(Figure record extracts)
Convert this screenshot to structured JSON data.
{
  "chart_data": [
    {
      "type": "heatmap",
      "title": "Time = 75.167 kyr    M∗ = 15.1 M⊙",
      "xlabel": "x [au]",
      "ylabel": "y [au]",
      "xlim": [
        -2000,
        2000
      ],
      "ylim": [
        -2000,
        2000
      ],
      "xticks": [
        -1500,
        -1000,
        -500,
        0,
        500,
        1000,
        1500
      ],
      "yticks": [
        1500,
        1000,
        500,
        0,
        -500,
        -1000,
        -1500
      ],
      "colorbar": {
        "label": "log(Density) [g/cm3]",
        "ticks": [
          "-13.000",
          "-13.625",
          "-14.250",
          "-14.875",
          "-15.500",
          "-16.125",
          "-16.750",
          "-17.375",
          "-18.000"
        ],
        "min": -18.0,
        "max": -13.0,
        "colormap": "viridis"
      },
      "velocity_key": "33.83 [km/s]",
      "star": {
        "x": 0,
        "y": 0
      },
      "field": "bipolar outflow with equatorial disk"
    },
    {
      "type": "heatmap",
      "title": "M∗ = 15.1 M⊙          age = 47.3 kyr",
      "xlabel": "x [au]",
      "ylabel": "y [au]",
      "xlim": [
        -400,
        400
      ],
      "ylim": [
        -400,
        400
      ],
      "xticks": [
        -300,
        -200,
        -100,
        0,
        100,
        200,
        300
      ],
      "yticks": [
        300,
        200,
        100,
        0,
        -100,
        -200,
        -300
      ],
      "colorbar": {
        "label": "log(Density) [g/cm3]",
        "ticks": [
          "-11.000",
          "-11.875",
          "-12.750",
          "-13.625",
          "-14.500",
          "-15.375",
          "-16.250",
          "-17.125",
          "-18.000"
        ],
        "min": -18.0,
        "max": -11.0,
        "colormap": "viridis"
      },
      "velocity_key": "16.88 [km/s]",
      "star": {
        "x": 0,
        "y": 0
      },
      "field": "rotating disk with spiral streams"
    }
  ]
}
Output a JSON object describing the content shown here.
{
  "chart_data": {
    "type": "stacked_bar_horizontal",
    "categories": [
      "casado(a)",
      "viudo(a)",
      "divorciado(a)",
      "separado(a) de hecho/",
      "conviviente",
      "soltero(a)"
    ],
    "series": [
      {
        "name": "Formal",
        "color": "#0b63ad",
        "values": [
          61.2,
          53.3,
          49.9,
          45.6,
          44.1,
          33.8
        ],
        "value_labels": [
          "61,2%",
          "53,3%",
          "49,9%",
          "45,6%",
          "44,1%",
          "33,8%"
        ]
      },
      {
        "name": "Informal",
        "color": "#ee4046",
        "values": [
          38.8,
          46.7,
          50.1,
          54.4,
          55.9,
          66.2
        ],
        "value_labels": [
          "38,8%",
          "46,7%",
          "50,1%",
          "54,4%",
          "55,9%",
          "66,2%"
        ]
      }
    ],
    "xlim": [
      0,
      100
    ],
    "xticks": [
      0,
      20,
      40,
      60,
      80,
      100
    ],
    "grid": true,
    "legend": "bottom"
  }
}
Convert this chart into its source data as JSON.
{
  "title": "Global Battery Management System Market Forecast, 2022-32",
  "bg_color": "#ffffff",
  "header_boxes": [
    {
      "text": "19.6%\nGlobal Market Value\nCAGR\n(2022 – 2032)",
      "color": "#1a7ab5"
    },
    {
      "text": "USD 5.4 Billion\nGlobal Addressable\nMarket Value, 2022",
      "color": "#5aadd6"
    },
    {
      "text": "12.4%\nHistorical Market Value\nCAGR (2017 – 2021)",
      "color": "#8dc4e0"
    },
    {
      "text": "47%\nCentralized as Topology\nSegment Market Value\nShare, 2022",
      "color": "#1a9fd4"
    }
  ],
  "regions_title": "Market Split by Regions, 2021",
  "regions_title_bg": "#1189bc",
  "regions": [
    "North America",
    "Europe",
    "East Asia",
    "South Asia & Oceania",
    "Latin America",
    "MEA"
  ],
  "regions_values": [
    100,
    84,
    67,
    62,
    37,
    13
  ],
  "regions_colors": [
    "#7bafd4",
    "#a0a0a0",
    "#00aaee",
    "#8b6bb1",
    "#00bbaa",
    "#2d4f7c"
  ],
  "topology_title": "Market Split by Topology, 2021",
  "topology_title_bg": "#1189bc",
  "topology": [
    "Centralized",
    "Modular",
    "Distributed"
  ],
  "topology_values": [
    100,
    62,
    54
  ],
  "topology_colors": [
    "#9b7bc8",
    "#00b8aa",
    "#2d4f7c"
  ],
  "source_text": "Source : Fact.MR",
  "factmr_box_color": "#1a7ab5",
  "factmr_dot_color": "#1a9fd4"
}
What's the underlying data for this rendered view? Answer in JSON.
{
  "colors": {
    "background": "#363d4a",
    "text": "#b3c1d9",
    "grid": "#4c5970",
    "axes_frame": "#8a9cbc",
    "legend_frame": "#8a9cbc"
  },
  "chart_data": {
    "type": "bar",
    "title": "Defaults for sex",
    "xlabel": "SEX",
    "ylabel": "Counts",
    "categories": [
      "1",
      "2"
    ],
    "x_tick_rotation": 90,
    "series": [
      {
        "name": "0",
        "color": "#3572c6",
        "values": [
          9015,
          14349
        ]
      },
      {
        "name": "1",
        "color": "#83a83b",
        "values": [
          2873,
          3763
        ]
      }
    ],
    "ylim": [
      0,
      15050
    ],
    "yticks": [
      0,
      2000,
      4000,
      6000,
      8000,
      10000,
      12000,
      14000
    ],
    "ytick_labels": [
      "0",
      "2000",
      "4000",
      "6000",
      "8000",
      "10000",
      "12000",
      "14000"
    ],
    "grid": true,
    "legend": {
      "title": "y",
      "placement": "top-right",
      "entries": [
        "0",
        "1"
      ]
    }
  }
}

_SET EXERCISE_.
The whole listing above needs to be written out again exactly.

_WRITTEN ANSWER_.
Convert this screenshot to structured JSON data.
{
  "chart_data": [
    {
      "type": "heatmap",
      "title": "Time = 75.167 kyr    M∗ = 15.1 M⊙",
      "xlabel": "x [au]",
      "ylabel": "y [au]",
      "xlim": [
        -2000,
        2000
      ],
      "ylim": [
        -2000,
        2000
      ],
      "xticks": [
        -1500,
        -1000,
        -500,
        0,
        500,
        1000,
        1500
      ],
      "yticks": [
        1500,
        1000,
        500,
        0,
        -500,
        -1000,
        -1500
      ],
      "colorbar": {
        "label": "log(Density) [g/cm3]",
        "ticks": [
          "-13.000",
          "-13.625",
          "-14.250",
          "-14.875",
          "-15.500",
          "-16.125",
          "-16.750",
          "-17.375",
          "-18.000"
        ],
        "min": -18.0,
        "max": -13.0,
        "colormap": "viridis"
      },
      "velocity_key": "33.83 [km/s]",
      "star": {
        "x": 0,
        "y": 0
      },
      "field": "bipolar outflow with equatorial disk"
    },
    {
      "type": "heatmap",
      "title": "M∗ = 15.1 M⊙          age = 47.3 kyr",
      "xlabel": "x [au]",
      "ylabel": "y [au]",
      "xlim": [
        -400,
        400
      ],
      "ylim": [
        -400,
        400
      ],
      "xticks": [
        -300,
        -200,
        -100,
        0,
        100,
        200,
        300
      ],
      "yticks": [
        300,
        200,
        100,
        0,
        -100,
        -200,
        -300
      ],
      "colorbar": {
        "label": "log(Density) [g/cm3]",
        "ticks": [
          "-11.000",
          "-11.875",
          "-12.750",
          "-13.625",
          "-14.500",
          "-15.375",
          "-16.250",
          "-17.125",
          "-18.000"
        ],
        "min": -18.0,
        "max": -11.0,
        "colormap": "viridis"
      },
      "velocity_key": "16.88 [km/s]",
      "star": {
        "x": 0,
        "y": 0
      },
      "field": "rotating disk with spiral streams"
    }
  ]
}
Output a JSON object describing the content shown here.
{
  "chart_data": {
    "type": "stacked_bar_horizontal",
    "categories": [
      "casado(a)",
      "viudo(a)",
      "divorciado(a)",
      "separado(a) de hecho/",
      "conviviente",
      "soltero(a)"
    ],
    "series": [
      {
        "name": "Formal",
        "color": "#0b63ad",
        "values": [
          61.2,
          53.3,
          49.9,
          45.6,
          44.1,
          33.8
        ],
        "value_labels": [
          "61,2%",
          "53,3%",
          "49,9%",
          "45,6%",
          "44,1%",
          "33,8%"
        ]
      },
      {
        "name": "Informal",
        "color": "#ee4046",
        "values": [
          38.8,
          46.7,
          50.1,
          54.4,
          55.9,
          66.2
        ],
        "value_labels": [
          "38,8%",
          "46,7%",
          "50,1%",
          "54,4%",
          "55,9%",
          "66,2%"
        ]
      }
    ],
    "xlim": [
      0,
      100
    ],
    "xticks": [
      0,
      20,
      40,
      60,
      80,
      100
    ],
    "grid": true,
    "legend": "bottom"
  }
}
Convert this chart into its source data as JSON.
{
  "title": "Global Battery Management System Market Forecast, 2022-32",
  "bg_color": "#ffffff",
  "header_boxes": [
    {
      "text": "19.6%\nGlobal Market Value\nCAGR\n(2022 – 2032)",
      "color": "#1a7ab5"
    },
    {
      "text": "USD 5.4 Billion\nGlobal Addressable\nMarket Value, 2022",
      "color": "#5aadd6"
    },
    {
      "text": "12.4%\nHistorical Market Value\nCAGR (2017 – 2021)",
      "color": "#8dc4e0"
    },
    {
      "text": "47%\nCentralized as Topology\nSegment Market Value\nShare, 2022",
      "color": "#1a9fd4"
    }
  ],
  "regions_title": "Market Split by Regions, 2021",
  "regions_title_bg": "#1189bc",
  "regions": [
    "North America",
    "Europe",
    "East Asia",
    "South Asia & Oceania",
    "Latin America",
    "MEA"
  ],
  "regions_values": [
    100,
    84,
    67,
    62,
    37,
    13
  ],
  "regions_colors": [
    "#7bafd4",
    "#a0a0a0",
    "#00aaee",
    "#8b6bb1",
    "#00bbaa",
    "#2d4f7c"
  ],
  "topology_title": "Market Split by Topology, 2021",
  "topology_title_bg": "#1189bc",
  "topology": [
    "Centralized",
    "Modular",
    "Distributed"
  ],
  "topology_values": [
    100,
    62,
    54
  ],
  "topology_colors": [
    "#9b7bc8",
    "#00b8aa",
    "#2d4f7c"
  ],
  "source_text": "Source : Fact.MR",
  "factmr_box_color": "#1a7ab5",
  "factmr_dot_color": "#1a9fd4"
}
What's the underlying data for this rendered view? Answer in JSON.
{
  "colors": {
    "background": "#363d4a",
    "text": "#b3c1d9",
    "grid": "#4c5970",
    "axes_frame": "#8a9cbc",
    "legend_frame": "#8a9cbc"
  },
  "chart_data": {
    "type": "bar",
    "title": "Defaults for sex",
    "xlabel": "SEX",
    "ylabel": "Counts",
    "categories": [
      "1",
      "2"
    ],
    "x_tick_rotation": 90,
    "series": [
      {
        "name": "0",
        "color": "#3572c6",
        "values": [
          9015,
          14349
        ]
      },
      {
        "name": "1",
        "color": "#83a83b",
        "values": [
          2873,
          3763
        ]
      }
    ],
    "ylim": [
      0,
      15050
    ],
    "yticks": [
      0,
      2000,
      4000,
      6000,
      8000,
      10000,
      12000,
      14000
    ],
    "ytick_labels": [
      "0",
      "2000",
      "4000",
      "6000",
      "8000",
      "10000",
      "12000",
      "14000"
    ],
    "grid": true,
    "legend": {
      "title": "y",
      "placement": "top-right",
      "entries": [
        "0",
        "1"
      ]
    }
  }
}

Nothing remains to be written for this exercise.